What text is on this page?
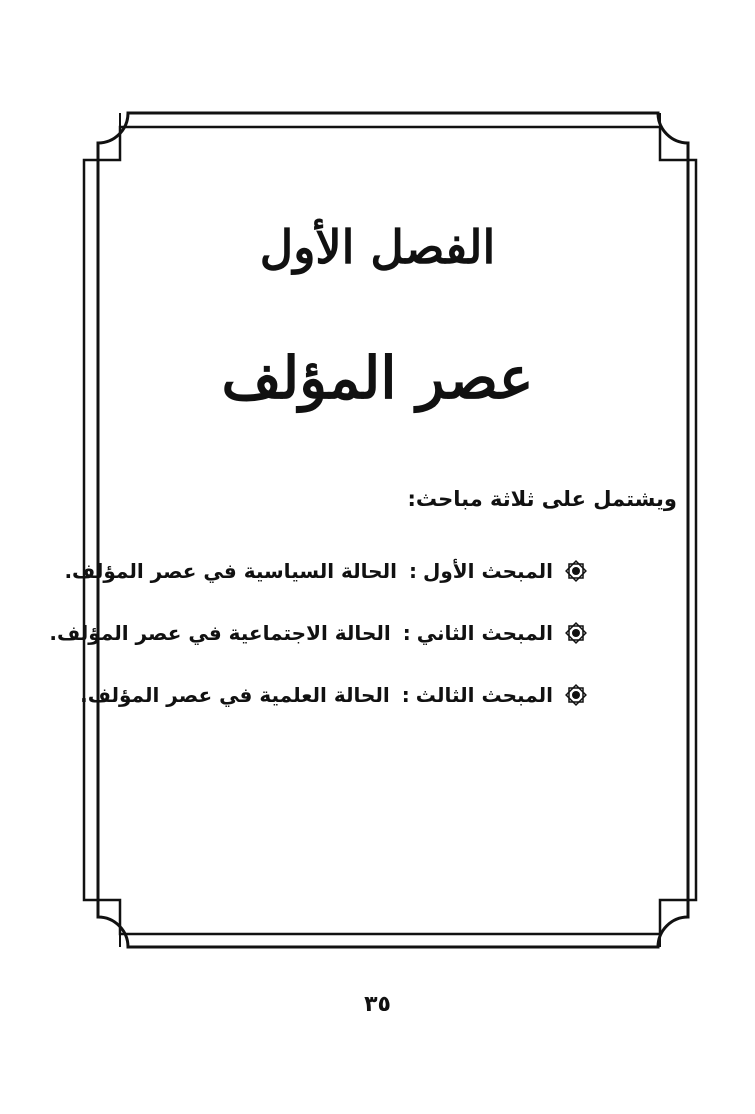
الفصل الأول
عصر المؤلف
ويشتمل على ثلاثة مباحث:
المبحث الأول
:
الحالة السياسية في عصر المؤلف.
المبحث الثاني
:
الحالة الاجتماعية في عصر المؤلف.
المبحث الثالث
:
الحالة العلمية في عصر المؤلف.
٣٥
═══
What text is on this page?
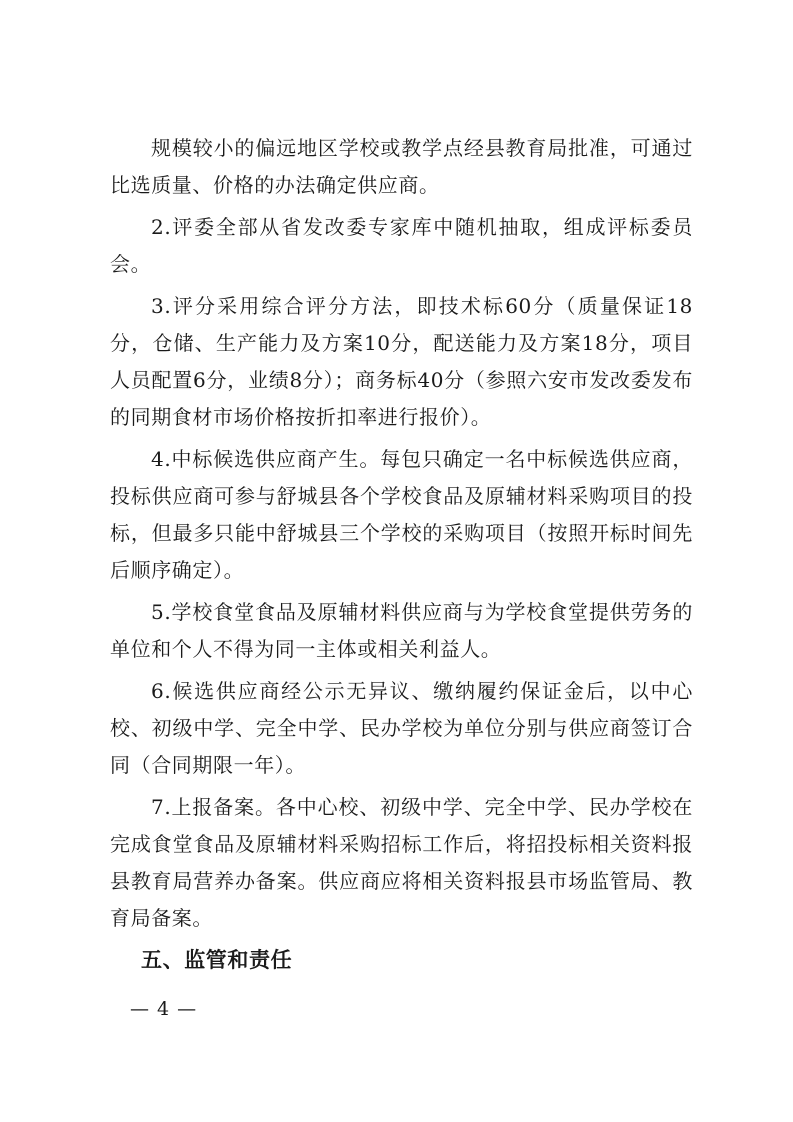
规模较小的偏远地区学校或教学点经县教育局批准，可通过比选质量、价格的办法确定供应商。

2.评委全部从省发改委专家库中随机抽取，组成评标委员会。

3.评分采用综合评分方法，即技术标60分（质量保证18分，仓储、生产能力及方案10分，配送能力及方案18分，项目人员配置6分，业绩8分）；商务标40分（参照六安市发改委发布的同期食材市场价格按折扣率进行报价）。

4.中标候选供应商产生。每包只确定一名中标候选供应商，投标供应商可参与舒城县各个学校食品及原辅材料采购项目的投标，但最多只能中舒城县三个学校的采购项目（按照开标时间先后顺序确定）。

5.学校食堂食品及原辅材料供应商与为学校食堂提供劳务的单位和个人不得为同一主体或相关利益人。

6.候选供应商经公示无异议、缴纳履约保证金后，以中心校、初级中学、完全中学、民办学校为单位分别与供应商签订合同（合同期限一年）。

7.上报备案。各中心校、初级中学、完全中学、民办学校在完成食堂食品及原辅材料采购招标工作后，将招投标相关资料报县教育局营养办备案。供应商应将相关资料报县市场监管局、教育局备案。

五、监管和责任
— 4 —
═══
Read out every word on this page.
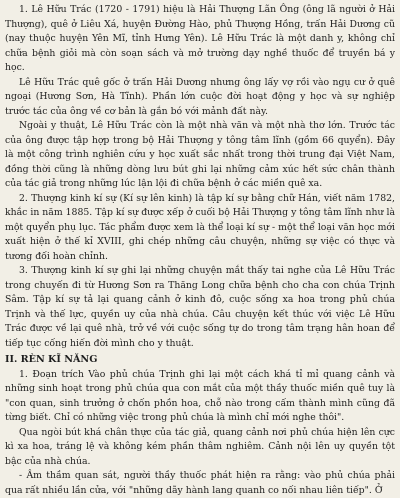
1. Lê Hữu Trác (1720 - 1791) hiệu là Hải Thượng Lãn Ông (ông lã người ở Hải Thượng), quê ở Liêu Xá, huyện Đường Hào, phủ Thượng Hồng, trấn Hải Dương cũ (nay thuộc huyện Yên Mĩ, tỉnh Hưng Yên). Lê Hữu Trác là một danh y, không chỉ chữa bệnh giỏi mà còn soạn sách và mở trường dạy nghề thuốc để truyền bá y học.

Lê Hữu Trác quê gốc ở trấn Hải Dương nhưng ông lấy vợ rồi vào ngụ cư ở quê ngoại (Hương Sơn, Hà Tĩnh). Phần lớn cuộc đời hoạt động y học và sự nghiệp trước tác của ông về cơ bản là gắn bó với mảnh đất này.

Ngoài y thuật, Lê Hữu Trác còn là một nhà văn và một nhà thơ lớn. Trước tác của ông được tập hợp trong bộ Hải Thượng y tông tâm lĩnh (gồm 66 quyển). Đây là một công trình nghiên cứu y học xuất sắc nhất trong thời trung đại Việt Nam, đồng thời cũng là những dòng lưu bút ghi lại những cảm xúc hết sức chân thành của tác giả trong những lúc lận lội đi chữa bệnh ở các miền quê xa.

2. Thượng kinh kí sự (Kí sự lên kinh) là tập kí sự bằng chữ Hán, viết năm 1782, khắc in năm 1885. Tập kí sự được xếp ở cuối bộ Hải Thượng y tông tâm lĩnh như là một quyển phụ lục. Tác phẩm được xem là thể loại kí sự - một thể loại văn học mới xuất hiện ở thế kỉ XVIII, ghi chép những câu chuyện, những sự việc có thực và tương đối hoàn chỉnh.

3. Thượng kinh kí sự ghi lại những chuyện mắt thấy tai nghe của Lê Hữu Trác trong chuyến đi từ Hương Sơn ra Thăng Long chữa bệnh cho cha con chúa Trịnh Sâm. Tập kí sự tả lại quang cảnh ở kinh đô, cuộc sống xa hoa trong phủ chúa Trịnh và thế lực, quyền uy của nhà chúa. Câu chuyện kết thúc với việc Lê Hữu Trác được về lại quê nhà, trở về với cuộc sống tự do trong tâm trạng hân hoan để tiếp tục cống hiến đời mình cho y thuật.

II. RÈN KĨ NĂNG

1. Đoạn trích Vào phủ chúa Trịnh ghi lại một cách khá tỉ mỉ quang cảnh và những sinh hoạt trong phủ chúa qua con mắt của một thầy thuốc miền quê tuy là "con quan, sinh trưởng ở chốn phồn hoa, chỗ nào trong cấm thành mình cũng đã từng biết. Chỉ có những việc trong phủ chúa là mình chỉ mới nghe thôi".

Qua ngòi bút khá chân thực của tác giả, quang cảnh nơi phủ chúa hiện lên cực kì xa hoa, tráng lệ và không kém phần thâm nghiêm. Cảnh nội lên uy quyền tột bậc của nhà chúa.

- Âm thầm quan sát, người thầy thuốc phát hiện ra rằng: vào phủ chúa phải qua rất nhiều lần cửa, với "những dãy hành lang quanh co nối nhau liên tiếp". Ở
═══
* **SET EXERCISE**
Of the lines above, how many include the word "thực"? Reply with the number alone.

* **SOLUTION BELOW**
2